Instructions to follow
Copy out each line that includes the word "risks".

Data in this exercise

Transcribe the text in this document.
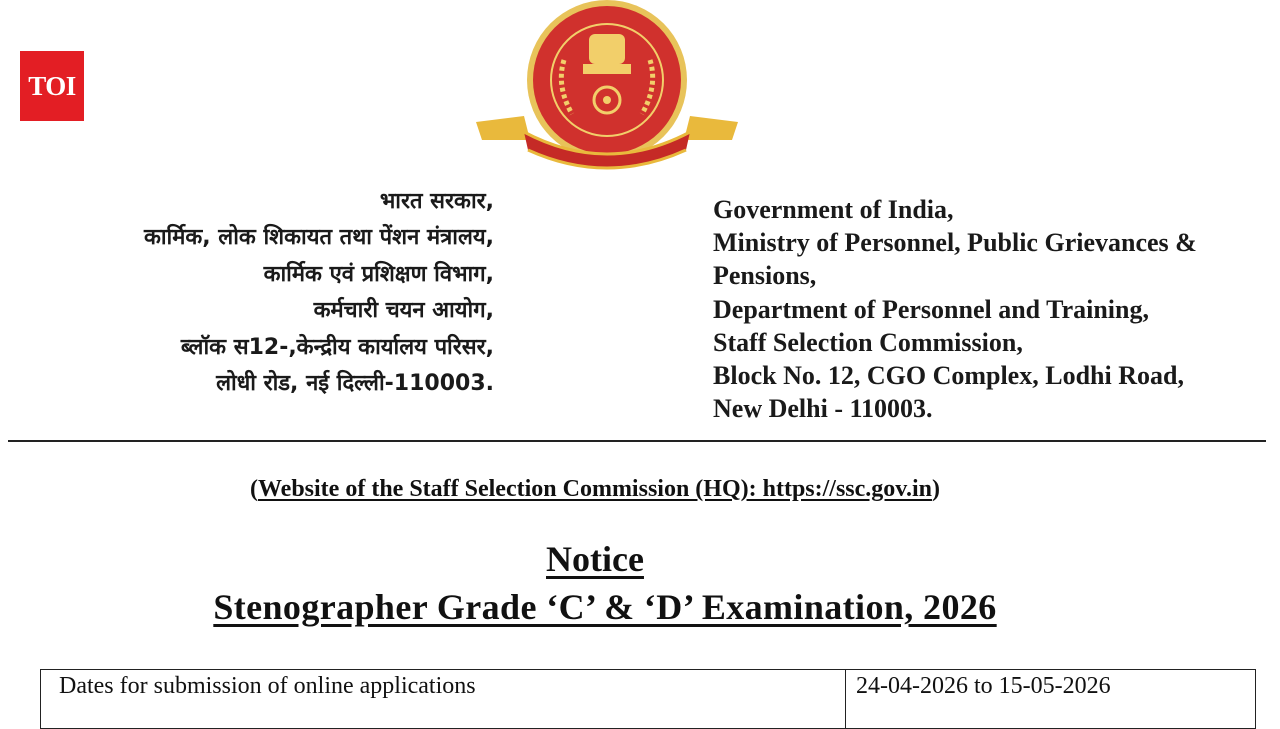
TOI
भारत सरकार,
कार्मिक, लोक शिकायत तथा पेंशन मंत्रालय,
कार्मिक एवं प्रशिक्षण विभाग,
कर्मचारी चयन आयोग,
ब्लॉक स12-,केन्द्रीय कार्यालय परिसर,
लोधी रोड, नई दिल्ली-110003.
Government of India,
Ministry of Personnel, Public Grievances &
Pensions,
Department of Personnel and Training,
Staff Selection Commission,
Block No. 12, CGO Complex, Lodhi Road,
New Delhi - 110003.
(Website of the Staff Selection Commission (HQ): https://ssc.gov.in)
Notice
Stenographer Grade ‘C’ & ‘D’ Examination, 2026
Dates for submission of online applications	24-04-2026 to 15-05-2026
* * *
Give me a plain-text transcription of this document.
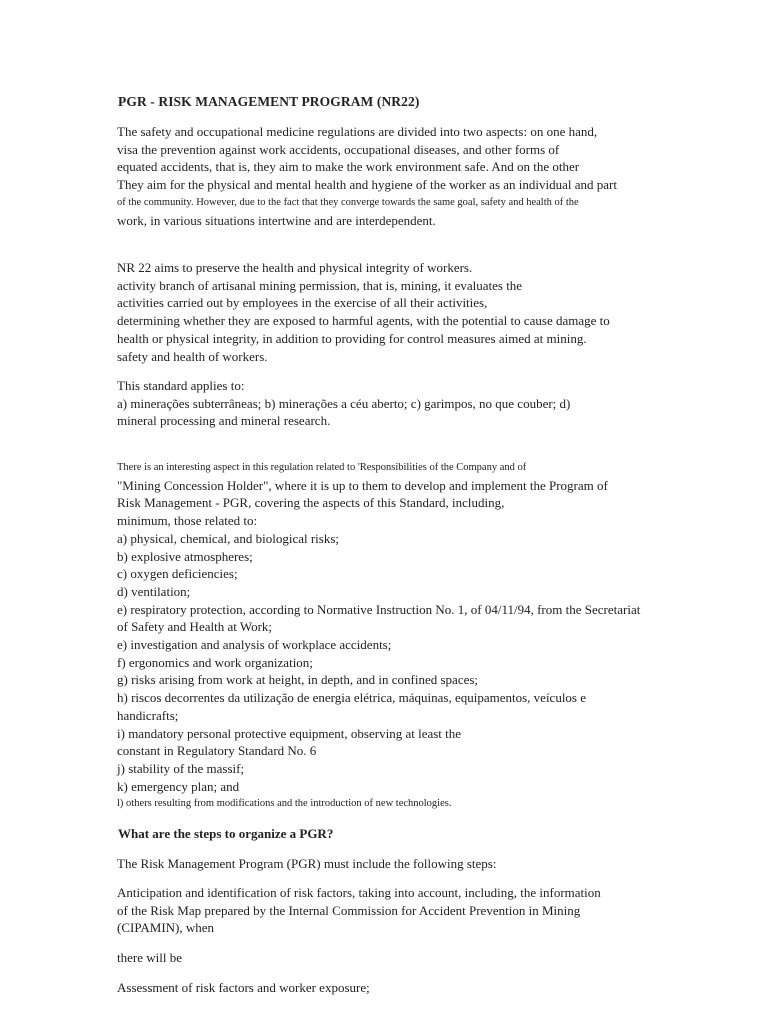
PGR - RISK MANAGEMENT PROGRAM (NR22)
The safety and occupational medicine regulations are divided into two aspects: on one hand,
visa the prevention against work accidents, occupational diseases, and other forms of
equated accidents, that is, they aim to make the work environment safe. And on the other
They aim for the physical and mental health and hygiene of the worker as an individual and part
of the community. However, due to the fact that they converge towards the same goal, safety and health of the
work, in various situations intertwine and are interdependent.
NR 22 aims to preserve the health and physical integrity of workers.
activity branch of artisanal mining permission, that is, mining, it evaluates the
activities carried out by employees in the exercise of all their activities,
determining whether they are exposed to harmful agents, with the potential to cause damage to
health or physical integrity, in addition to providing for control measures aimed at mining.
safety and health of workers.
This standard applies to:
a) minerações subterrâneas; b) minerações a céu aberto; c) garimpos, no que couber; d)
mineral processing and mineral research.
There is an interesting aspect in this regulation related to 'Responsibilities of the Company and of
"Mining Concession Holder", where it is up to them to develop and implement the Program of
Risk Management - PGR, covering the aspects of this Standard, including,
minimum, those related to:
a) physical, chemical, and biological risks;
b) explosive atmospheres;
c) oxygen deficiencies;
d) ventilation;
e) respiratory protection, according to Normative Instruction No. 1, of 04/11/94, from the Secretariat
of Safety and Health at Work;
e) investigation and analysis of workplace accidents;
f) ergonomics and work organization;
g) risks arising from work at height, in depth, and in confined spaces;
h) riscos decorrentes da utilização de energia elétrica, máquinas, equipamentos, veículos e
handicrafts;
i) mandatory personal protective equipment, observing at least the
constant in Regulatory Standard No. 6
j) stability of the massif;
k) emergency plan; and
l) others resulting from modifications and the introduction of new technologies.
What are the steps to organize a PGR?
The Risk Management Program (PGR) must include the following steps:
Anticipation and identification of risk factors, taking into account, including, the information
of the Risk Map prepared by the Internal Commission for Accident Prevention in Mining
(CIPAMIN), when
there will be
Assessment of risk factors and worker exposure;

Solution to the problem
a) physical, chemical, and biological risks;
g) risks arising from work at height, in depth, and in confined spaces;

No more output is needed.